» **Problem requirements**: Extract from the listing each line in which the word "供应商名称" appears.

» **Dataset extract**:
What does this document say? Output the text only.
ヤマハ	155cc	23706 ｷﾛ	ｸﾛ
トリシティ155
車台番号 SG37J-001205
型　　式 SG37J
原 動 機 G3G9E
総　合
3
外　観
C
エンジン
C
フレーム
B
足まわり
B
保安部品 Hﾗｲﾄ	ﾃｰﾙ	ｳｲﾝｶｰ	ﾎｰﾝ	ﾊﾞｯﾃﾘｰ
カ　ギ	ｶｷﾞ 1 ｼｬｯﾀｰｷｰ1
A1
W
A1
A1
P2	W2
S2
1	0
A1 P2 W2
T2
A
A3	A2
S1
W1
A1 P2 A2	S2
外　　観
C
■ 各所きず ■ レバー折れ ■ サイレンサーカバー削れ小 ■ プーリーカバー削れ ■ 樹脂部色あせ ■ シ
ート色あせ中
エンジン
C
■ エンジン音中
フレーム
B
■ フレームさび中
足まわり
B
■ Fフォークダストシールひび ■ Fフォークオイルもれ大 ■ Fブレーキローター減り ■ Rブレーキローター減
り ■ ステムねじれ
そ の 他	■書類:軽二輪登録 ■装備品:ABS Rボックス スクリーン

--

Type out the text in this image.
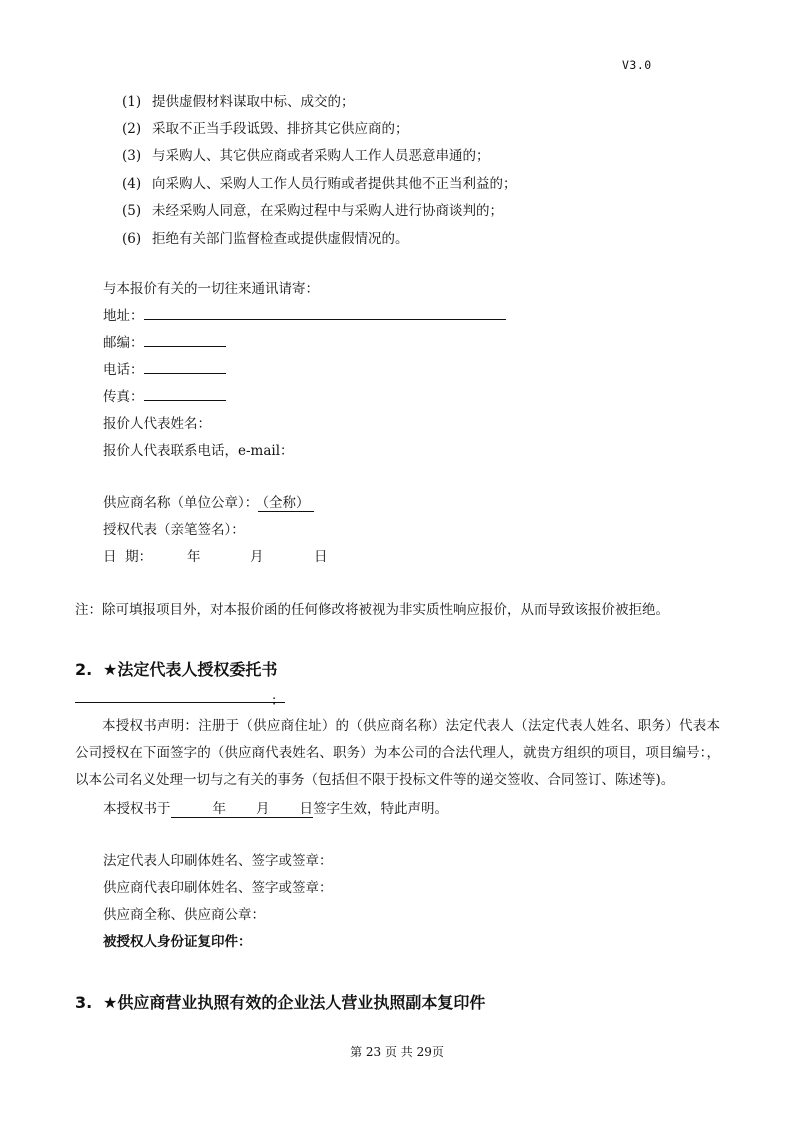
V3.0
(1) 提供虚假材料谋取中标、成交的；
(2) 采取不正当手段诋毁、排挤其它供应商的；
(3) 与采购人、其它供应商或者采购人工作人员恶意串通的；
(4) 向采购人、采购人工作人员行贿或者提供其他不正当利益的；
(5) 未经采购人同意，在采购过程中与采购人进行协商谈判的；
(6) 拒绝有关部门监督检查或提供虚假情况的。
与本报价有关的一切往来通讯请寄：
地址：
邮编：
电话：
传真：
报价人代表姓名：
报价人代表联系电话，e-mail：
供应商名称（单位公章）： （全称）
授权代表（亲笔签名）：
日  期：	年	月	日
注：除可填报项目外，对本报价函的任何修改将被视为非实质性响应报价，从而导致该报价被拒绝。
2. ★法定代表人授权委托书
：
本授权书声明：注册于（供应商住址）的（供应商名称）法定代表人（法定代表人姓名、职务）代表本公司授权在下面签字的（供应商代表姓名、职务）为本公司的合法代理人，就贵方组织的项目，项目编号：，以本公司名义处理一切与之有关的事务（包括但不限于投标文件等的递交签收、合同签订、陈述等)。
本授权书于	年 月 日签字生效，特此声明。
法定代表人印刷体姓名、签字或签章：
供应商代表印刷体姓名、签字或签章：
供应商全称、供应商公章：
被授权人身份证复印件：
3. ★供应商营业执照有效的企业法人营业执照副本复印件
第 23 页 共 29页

» **Reply**:
供应商名称（单位公章）： （全称）
本授权书声明：注册于（供应商住址）的（供应商名称）法定代表人（法定代表人姓名、职务）代表本公司授权在下面签字的（供应商代表姓名、职务）为本公司的合法代理人，就贵方组织的项目，项目编号：，以本公司名义处理一切与之有关的事务（包括但不限于投标文件等的递交签收、合同签订、陈述等)。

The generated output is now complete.